- **Given instruction**
Reproduce the records below in full and word for word, excluding pictures.

##### Records

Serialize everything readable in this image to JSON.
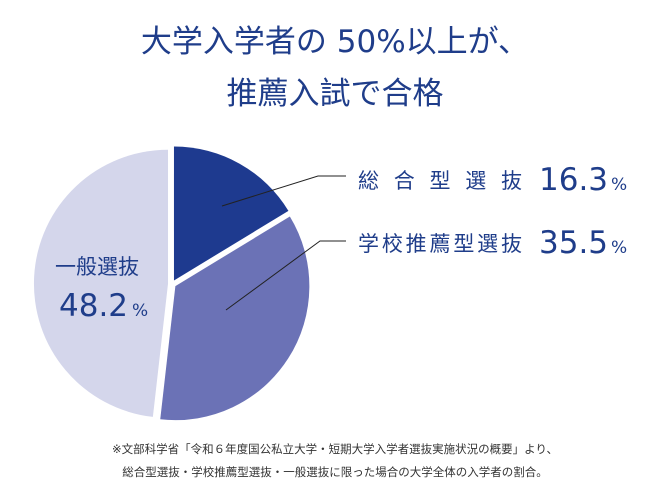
{
  "title_lines": [
    "大学入学者の 50%以上が、",
    "推薦入試で合格"
  ],
  "chart_data": {
    "type": "pie",
    "title": "大学入学者の 50%以上が、推薦入試で合格",
    "unit": "%",
    "slices": [
      {
        "label": "総合型選抜",
        "value": 16.3,
        "color": "#1e3a8f"
      },
      {
        "label": "学校推薦型選抜",
        "value": 35.5,
        "color": "#6b72b6"
      },
      {
        "label": "一般選抜",
        "value": 48.2,
        "color": "#d4d6eb"
      }
    ]
  },
  "labels": {
    "sogo": {
      "name": "総合型選抜",
      "value": "16.3",
      "unit": "%"
    },
    "suisen": {
      "name": "学校推薦型選抜",
      "value": "35.5",
      "unit": "%"
    },
    "ippan": {
      "name": "一般選抜",
      "value": "48.2",
      "unit": "%"
    }
  },
  "footnote_lines": [
    "※文部科学省「令和６年度国公私立大学・短期大学入学者選抜実施状況の概要」より、",
    "総合型選抜・学校推薦型選抜・一般選抜に限った場合の大学全体の入学者の割合。"
  ],
  "colors": {
    "text": "#1f3d8a",
    "leader_line": "#222222",
    "footnote": "#333333"
  }
}
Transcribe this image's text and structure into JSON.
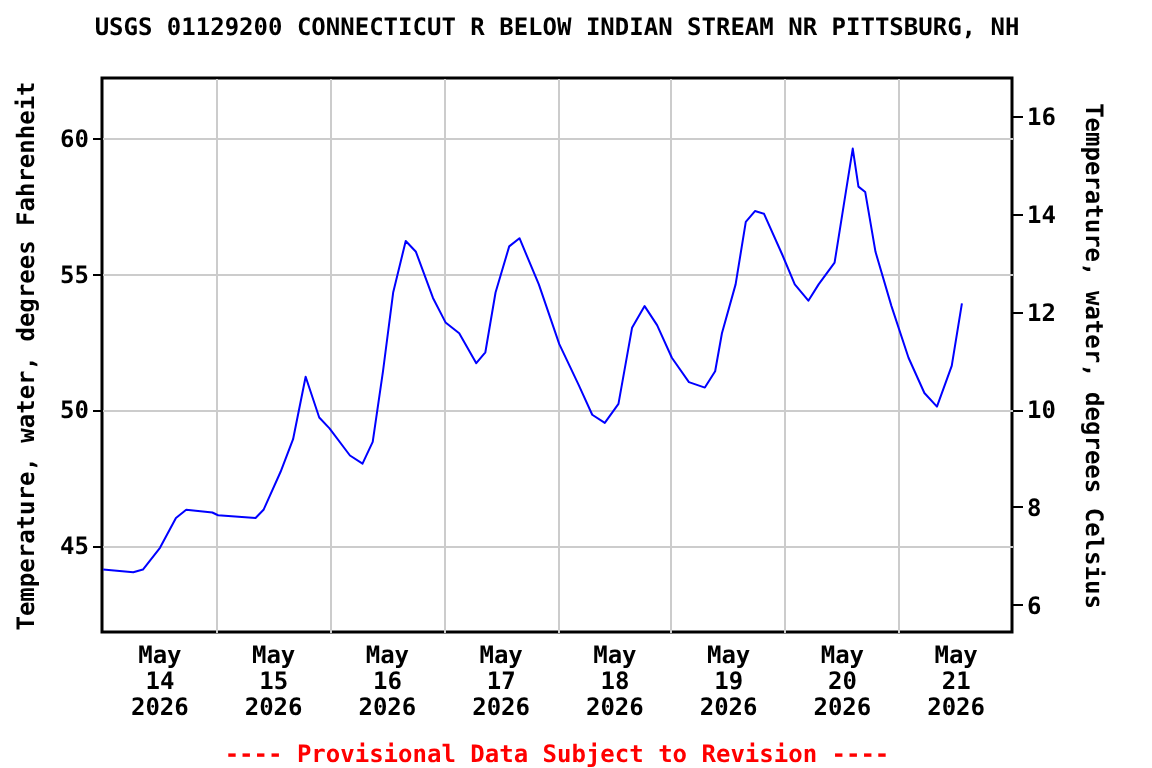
{
  "chart_data": {
    "type": "line",
    "title": "USGS 01129200 CONNECTICUT R BELOW INDIAN STREAM NR PITTSBURG, NH",
    "ylabel": "Temperature, water, degrees Fahrenheit",
    "y2label": "Temperature, water, degrees Celsius",
    "annotations": [
      "---- Provisional Data Subject to Revision ----"
    ],
    "xlim": [
      "2026-05-14T00:00",
      "2026-05-22T00:00"
    ],
    "xticks": [
      {
        "value": "2026-05-14T12:00",
        "label": "May\n14\n2026"
      },
      {
        "value": "2026-05-15T00:00",
        "label": null
      },
      {
        "value": "2026-05-15T12:00",
        "label": "May\n15\n2026"
      },
      {
        "value": "2026-05-16T00:00",
        "label": null
      },
      {
        "value": "2026-05-16T12:00",
        "label": "May\n16\n2026"
      },
      {
        "value": "2026-05-17T00:00",
        "label": null
      },
      {
        "value": "2026-05-17T12:00",
        "label": "May\n17\n2026"
      },
      {
        "value": "2026-05-18T00:00",
        "label": null
      },
      {
        "value": "2026-05-18T12:00",
        "label": "May\n18\n2026"
      },
      {
        "value": "2026-05-19T00:00",
        "label": null
      },
      {
        "value": "2026-05-19T12:00",
        "label": "May\n19\n2026"
      },
      {
        "value": "2026-05-20T00:00",
        "label": null
      },
      {
        "value": "2026-05-20T12:00",
        "label": "May\n20\n2026"
      },
      {
        "value": "2026-05-21T00:00",
        "label": null
      },
      {
        "value": "2026-05-21T12:00",
        "label": "May\n21\n2026"
      }
    ],
    "ylim": [
      41.8,
      62.2
    ],
    "yticks": [
      45,
      50,
      55,
      60
    ],
    "y2lim": [
      5.44,
      16.78
    ],
    "y2ticks": [
      6,
      8,
      10,
      12,
      14,
      16
    ],
    "grid": true,
    "x": [
      "2026-05-14T00:15",
      "2026-05-14T06:36",
      "2026-05-14T08:38",
      "2026-05-14T12:14",
      "2026-05-14T15:36",
      "2026-05-14T17:46",
      "2026-05-14T23:17",
      "2026-05-15T00:29",
      "2026-05-15T08:24",
      "2026-05-15T10:05",
      "2026-05-15T13:41",
      "2026-05-15T16:19",
      "2026-05-15T18:58",
      "2026-05-15T21:50",
      "2026-05-16T00:00",
      "2026-05-16T04:19",
      "2026-05-16T06:58",
      "2026-05-16T09:07",
      "2026-05-16T11:17",
      "2026-05-16T13:26",
      "2026-05-16T16:05",
      "2026-05-16T18:14",
      "2026-05-16T21:50",
      "2026-05-17T00:29",
      "2026-05-17T03:22",
      "2026-05-17T06:58",
      "2026-05-17T08:53",
      "2026-05-17T11:02",
      "2026-05-17T13:55",
      "2026-05-17T16:05",
      "2026-05-17T20:10",
      "2026-05-18T00:29",
      "2026-05-18T04:34",
      "2026-05-18T07:26",
      "2026-05-18T10:05",
      "2026-05-18T12:58",
      "2026-05-18T15:50",
      "2026-05-18T18:29",
      "2026-05-18T21:07",
      "2026-05-19T00:14",
      "2026-05-19T03:50",
      "2026-05-19T07:12",
      "2026-05-19T09:22",
      "2026-05-19T10:48",
      "2026-05-19T13:41",
      "2026-05-19T15:50",
      "2026-05-19T17:46",
      "2026-05-19T19:41",
      "2026-05-19T23:31",
      "2026-05-20T02:10",
      "2026-05-20T05:02",
      "2026-05-20T07:12",
      "2026-05-20T10:34",
      "2026-05-20T12:29",
      "2026-05-20T14:24",
      "2026-05-20T15:36",
      "2026-05-20T17:02",
      "2026-05-20T19:12",
      "2026-05-20T22:34",
      "2026-05-21T02:10",
      "2026-05-21T05:31",
      "2026-05-21T08:10",
      "2026-05-21T11:17",
      "2026-05-21T13:26"
    ],
    "series": [
      {
        "color": "#0000ff",
        "values": [
          44.1,
          44.0,
          44.1,
          44.9,
          46.0,
          46.3,
          46.2,
          46.1,
          46.0,
          46.3,
          47.7,
          48.9,
          51.2,
          49.7,
          49.3,
          48.3,
          48.0,
          48.8,
          51.4,
          54.3,
          56.2,
          55.8,
          54.1,
          53.2,
          52.8,
          51.7,
          52.1,
          54.3,
          56.0,
          56.3,
          54.6,
          52.4,
          50.9,
          49.8,
          49.5,
          50.2,
          53.0,
          53.8,
          53.1,
          51.9,
          51.0,
          50.8,
          51.4,
          52.8,
          54.6,
          56.9,
          57.3,
          57.2,
          55.7,
          54.6,
          54.0,
          54.6,
          55.4,
          57.5,
          59.6,
          58.2,
          58.0,
          55.8,
          53.8,
          51.9,
          50.6,
          50.1,
          51.6,
          53.9
        ]
      }
    ]
  }
}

##########

- **Solution to this task**
Serialize everything readable in this image to JSON.
{
  "title_lines": [
    "大学入学者の 50%以上が、",
    "推薦入試で合格"
  ],
  "chart_data": {
    "type": "pie",
    "title": "大学入学者の 50%以上が、推薦入試で合格",
    "unit": "%",
    "slices": [
      {
        "label": "総合型選抜",
        "value": 16.3,
        "color": "#1e3a8f"
      },
      {
        "label": "学校推薦型選抜",
        "value": 35.5,
        "color": "#6b72b6"
      },
      {
        "label": "一般選抜",
        "value": 48.2,
        "color": "#d4d6eb"
      }
    ]
  },
  "labels": {
    "sogo": {
      "name": "総合型選抜",
      "value": "16.3",
      "unit": "%"
    },
    "suisen": {
      "name": "学校推薦型選抜",
      "value": "35.5",
      "unit": "%"
    },
    "ippan": {
      "name": "一般選抜",
      "value": "48.2",
      "unit": "%"
    }
  },
  "footnote_lines": [
    "※文部科学省「令和６年度国公私立大学・短期大学入学者選抜実施状況の概要」より、",
    "総合型選抜・学校推薦型選抜・一般選抜に限った場合の大学全体の入学者の割合。"
  ],
  "colors": {
    "text": "#1f3d8a",
    "leader_line": "#222222",
    "footnote": "#333333"
  }
}
Transcribe this image's text and structure into JSON.
{
  "chart_data": {
    "type": "line",
    "title": "USGS 01129200 CONNECTICUT R BELOW INDIAN STREAM NR PITTSBURG, NH",
    "ylabel": "Temperature, water, degrees Fahrenheit",
    "y2label": "Temperature, water, degrees Celsius",
    "annotations": [
      "---- Provisional Data Subject to Revision ----"
    ],
    "xlim": [
      "2026-05-14T00:00",
      "2026-05-22T00:00"
    ],
    "xticks": [
      {
        "value": "2026-05-14T12:00",
        "label": "May\n14\n2026"
      },
      {
        "value": "2026-05-15T00:00",
        "label": null
      },
      {
        "value": "2026-05-15T12:00",
        "label": "May\n15\n2026"
      },
      {
        "value": "2026-05-16T00:00",
        "label": null
      },
      {
        "value": "2026-05-16T12:00",
        "label": "May\n16\n2026"
      },
      {
        "value": "2026-05-17T00:00",
        "label": null
      },
      {
        "value": "2026-05-17T12:00",
        "label": "May\n17\n2026"
      },
      {
        "value": "2026-05-18T00:00",
        "label": null
      },
      {
        "value": "2026-05-18T12:00",
        "label": "May\n18\n2026"
      },
      {
        "value": "2026-05-19T00:00",
        "label": null
      },
      {
        "value": "2026-05-19T12:00",
        "label": "May\n19\n2026"
      },
      {
        "value": "2026-05-20T00:00",
        "label": null
      },
      {
        "value": "2026-05-20T12:00",
        "label": "May\n20\n2026"
      },
      {
        "value": "2026-05-21T00:00",
        "label": null
      },
      {
        "value": "2026-05-21T12:00",
        "label": "May\n21\n2026"
      }
    ],
    "ylim": [
      41.8,
      62.2
    ],
    "yticks": [
      45,
      50,
      55,
      60
    ],
    "y2lim": [
      5.44,
      16.78
    ],
    "y2ticks": [
      6,
      8,
      10,
      12,
      14,
      16
    ],
    "grid": true,
    "x": [
      "2026-05-14T00:15",
      "2026-05-14T06:36",
      "2026-05-14T08:38",
      "2026-05-14T12:14",
      "2026-05-14T15:36",
      "2026-05-14T17:46",
      "2026-05-14T23:17",
      "2026-05-15T00:29",
      "2026-05-15T08:24",
      "2026-05-15T10:05",
      "2026-05-15T13:41",
      "2026-05-15T16:19",
      "2026-05-15T18:58",
      "2026-05-15T21:50",
      "2026-05-16T00:00",
      "2026-05-16T04:19",
      "2026-05-16T06:58",
      "2026-05-16T09:07",
      "2026-05-16T11:17",
      "2026-05-16T13:26",
      "2026-05-16T16:05",
      "2026-05-16T18:14",
      "2026-05-16T21:50",
      "2026-05-17T00:29",
      "2026-05-17T03:22",
      "2026-05-17T06:58",
      "2026-05-17T08:53",
      "2026-05-17T11:02",
      "2026-05-17T13:55",
      "2026-05-17T16:05",
      "2026-05-17T20:10",
      "2026-05-18T00:29",
      "2026-05-18T04:34",
      "2026-05-18T07:26",
      "2026-05-18T10:05",
      "2026-05-18T12:58",
      "2026-05-18T15:50",
      "2026-05-18T18:29",
      "2026-05-18T21:07",
      "2026-05-19T00:14",
      "2026-05-19T03:50",
      "2026-05-19T07:12",
      "2026-05-19T09:22",
      "2026-05-19T10:48",
      "2026-05-19T13:41",
      "2026-05-19T15:50",
      "2026-05-19T17:46",
      "2026-05-19T19:41",
      "2026-05-19T23:31",
      "2026-05-20T02:10",
      "2026-05-20T05:02",
      "2026-05-20T07:12",
      "2026-05-20T10:34",
      "2026-05-20T12:29",
      "2026-05-20T14:24",
      "2026-05-20T15:36",
      "2026-05-20T17:02",
      "2026-05-20T19:12",
      "2026-05-20T22:34",
      "2026-05-21T02:10",
      "2026-05-21T05:31",
      "2026-05-21T08:10",
      "2026-05-21T11:17",
      "2026-05-21T13:26"
    ],
    "series": [
      {
        "color": "#0000ff",
        "values": [
          44.1,
          44.0,
          44.1,
          44.9,
          46.0,
          46.3,
          46.2,
          46.1,
          46.0,
          46.3,
          47.7,
          48.9,
          51.2,
          49.7,
          49.3,
          48.3,
          48.0,
          48.8,
          51.4,
          54.3,
          56.2,
          55.8,
          54.1,
          53.2,
          52.8,
          51.7,
          52.1,
          54.3,
          56.0,
          56.3,
          54.6,
          52.4,
          50.9,
          49.8,
          49.5,
          50.2,
          53.0,
          53.8,
          53.1,
          51.9,
          51.0,
          50.8,
          51.4,
          52.8,
          54.6,
          56.9,
          57.3,
          57.2,
          55.7,
          54.6,
          54.0,
          54.6,
          55.4,
          57.5,
          59.6,
          58.2,
          58.0,
          55.8,
          53.8,
          51.9,
          50.6,
          50.1,
          51.6,
          53.9
        ]
      }
    ]
  }
}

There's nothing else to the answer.